■ WORK REQUIRED
The word "xlabel" occurs in some of the lines below; copy each of those lines.

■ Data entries
┌──
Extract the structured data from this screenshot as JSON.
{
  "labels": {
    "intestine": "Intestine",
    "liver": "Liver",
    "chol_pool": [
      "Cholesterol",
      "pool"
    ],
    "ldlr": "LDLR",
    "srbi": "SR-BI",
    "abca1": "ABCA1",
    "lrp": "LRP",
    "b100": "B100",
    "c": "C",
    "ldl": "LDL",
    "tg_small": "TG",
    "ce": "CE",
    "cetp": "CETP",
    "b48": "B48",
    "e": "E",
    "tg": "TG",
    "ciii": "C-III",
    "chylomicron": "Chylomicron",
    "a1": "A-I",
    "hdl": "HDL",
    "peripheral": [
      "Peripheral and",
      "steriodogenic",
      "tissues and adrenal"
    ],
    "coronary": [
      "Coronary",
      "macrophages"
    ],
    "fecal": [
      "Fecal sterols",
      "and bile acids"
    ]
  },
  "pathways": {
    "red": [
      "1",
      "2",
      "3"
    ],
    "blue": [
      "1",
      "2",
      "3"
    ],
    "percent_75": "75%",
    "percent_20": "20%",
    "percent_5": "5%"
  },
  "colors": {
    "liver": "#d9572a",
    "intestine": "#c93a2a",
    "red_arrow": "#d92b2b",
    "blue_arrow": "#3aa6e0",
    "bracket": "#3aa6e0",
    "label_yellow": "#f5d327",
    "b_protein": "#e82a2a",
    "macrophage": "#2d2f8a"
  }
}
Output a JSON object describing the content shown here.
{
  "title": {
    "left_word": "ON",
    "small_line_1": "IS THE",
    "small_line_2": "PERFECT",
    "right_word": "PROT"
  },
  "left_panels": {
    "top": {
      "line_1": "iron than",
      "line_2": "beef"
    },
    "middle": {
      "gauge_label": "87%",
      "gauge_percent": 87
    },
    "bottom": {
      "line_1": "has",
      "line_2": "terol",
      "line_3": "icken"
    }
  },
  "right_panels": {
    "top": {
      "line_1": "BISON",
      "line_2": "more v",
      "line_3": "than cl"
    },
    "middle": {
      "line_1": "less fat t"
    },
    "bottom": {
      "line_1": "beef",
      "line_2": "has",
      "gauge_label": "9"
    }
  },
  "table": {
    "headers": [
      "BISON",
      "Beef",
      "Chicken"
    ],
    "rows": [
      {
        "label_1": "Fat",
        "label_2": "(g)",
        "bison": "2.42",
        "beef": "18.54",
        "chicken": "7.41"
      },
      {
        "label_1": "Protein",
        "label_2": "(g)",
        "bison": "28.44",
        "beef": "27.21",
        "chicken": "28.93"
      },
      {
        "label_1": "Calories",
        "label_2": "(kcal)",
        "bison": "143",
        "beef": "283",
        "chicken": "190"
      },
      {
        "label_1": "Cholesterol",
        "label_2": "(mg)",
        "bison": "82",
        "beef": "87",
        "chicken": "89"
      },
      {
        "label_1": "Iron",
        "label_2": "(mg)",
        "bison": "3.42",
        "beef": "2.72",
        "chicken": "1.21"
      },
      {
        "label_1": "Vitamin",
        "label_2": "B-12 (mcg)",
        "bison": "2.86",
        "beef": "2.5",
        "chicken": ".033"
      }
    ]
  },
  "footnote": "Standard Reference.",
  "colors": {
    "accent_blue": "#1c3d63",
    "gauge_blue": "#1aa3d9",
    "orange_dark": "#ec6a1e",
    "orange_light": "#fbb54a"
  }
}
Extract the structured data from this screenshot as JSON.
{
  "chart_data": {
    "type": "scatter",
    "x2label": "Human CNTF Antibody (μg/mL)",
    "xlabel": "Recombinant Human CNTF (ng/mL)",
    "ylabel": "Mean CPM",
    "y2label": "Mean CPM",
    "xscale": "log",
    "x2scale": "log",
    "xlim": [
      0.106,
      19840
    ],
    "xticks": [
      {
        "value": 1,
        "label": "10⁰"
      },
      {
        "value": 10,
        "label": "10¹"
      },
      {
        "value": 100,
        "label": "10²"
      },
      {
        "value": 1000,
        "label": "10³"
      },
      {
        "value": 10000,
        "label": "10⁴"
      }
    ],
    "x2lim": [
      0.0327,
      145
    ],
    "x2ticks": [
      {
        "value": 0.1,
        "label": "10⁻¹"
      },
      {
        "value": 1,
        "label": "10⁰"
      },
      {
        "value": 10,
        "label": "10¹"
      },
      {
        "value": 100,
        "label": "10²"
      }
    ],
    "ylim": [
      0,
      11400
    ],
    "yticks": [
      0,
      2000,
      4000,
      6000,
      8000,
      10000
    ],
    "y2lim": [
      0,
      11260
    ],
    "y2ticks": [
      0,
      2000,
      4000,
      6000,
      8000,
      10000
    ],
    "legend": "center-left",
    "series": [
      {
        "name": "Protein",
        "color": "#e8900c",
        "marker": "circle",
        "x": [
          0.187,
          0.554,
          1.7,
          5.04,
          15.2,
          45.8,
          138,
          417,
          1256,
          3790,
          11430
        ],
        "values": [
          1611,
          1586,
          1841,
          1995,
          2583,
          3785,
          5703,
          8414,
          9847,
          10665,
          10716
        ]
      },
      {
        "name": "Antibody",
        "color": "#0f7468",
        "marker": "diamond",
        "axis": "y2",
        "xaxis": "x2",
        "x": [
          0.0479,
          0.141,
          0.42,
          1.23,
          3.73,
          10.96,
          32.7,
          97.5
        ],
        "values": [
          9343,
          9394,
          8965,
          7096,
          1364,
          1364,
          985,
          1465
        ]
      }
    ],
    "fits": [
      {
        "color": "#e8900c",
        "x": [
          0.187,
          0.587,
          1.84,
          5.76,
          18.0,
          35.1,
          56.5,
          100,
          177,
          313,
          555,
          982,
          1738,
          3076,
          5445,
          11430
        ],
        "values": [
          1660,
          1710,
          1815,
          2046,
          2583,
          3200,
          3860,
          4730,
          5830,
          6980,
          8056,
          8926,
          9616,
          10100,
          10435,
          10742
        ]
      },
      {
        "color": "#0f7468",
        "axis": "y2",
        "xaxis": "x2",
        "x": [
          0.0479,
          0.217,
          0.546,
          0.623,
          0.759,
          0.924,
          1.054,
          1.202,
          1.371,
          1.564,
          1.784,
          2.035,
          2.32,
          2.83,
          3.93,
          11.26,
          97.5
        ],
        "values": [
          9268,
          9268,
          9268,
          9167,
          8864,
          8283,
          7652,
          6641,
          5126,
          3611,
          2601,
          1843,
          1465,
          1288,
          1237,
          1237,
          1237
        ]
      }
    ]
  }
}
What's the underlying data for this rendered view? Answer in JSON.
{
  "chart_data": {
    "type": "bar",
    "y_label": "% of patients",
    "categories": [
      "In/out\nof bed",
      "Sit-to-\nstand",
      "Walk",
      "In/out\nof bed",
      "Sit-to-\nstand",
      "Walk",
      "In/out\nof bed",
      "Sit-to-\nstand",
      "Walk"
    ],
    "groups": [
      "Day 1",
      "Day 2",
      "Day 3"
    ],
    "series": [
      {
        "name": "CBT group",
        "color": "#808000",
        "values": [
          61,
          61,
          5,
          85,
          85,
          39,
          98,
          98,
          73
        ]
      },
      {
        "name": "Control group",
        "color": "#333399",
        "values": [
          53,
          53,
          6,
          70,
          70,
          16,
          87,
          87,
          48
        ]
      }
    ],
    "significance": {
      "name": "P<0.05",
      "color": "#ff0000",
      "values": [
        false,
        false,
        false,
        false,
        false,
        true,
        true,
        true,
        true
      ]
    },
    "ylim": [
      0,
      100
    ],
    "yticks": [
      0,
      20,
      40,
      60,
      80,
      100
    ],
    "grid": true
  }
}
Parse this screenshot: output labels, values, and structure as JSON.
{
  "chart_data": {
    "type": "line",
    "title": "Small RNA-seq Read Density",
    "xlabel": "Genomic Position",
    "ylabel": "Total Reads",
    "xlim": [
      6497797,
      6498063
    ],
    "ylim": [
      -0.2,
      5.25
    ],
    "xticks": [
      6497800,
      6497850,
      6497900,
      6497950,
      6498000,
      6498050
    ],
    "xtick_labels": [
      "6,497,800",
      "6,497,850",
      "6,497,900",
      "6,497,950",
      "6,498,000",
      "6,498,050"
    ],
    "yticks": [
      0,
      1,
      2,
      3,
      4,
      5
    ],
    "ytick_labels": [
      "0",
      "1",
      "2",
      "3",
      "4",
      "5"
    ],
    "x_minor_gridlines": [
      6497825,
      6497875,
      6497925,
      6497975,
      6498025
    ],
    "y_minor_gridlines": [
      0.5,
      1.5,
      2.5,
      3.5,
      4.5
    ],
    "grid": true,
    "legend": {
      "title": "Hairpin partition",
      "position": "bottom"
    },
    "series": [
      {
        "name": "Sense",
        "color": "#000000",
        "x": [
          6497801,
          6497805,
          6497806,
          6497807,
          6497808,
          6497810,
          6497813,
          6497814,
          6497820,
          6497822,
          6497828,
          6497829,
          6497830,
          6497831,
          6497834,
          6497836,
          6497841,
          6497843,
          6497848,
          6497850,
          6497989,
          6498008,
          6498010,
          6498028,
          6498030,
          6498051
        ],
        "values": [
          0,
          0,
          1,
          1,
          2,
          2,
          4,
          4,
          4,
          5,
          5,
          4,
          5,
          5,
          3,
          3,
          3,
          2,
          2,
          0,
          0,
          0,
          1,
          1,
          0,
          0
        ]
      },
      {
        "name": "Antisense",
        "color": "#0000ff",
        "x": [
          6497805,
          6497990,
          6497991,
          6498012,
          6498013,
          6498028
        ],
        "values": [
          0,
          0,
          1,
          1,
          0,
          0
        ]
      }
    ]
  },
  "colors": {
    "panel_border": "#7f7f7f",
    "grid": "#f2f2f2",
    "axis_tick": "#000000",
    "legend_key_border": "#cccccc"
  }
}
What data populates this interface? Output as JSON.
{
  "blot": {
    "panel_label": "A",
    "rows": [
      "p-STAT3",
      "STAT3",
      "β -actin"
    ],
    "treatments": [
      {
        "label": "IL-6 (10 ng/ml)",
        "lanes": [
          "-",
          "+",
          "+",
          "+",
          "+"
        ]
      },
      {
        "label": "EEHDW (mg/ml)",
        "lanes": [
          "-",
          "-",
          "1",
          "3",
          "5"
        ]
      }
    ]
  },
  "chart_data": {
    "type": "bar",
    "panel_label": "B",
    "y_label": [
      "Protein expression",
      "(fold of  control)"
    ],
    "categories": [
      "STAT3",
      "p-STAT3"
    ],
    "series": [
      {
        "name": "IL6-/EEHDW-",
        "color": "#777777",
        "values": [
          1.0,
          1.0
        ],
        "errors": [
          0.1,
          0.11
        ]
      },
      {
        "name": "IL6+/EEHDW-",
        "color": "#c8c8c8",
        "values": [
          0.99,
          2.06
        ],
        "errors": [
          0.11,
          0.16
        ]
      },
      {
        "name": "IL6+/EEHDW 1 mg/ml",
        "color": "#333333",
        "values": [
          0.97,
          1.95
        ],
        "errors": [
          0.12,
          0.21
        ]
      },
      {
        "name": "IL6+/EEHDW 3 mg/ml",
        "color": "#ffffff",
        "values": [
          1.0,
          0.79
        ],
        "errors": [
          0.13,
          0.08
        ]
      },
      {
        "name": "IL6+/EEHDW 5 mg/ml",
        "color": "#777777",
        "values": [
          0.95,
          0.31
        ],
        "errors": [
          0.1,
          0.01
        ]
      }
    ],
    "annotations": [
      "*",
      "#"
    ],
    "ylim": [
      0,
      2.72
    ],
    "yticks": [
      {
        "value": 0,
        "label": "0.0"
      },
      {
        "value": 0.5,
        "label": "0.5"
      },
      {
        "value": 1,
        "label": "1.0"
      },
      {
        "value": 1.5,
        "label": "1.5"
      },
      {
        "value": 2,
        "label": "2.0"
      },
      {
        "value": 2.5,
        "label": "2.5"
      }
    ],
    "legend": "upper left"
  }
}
└──
■ SOLUTION FOR THIS TASK
    "xlabel": "Recombinant Human CNTF (ng/mL)",
    "xlabel": "Genomic Position",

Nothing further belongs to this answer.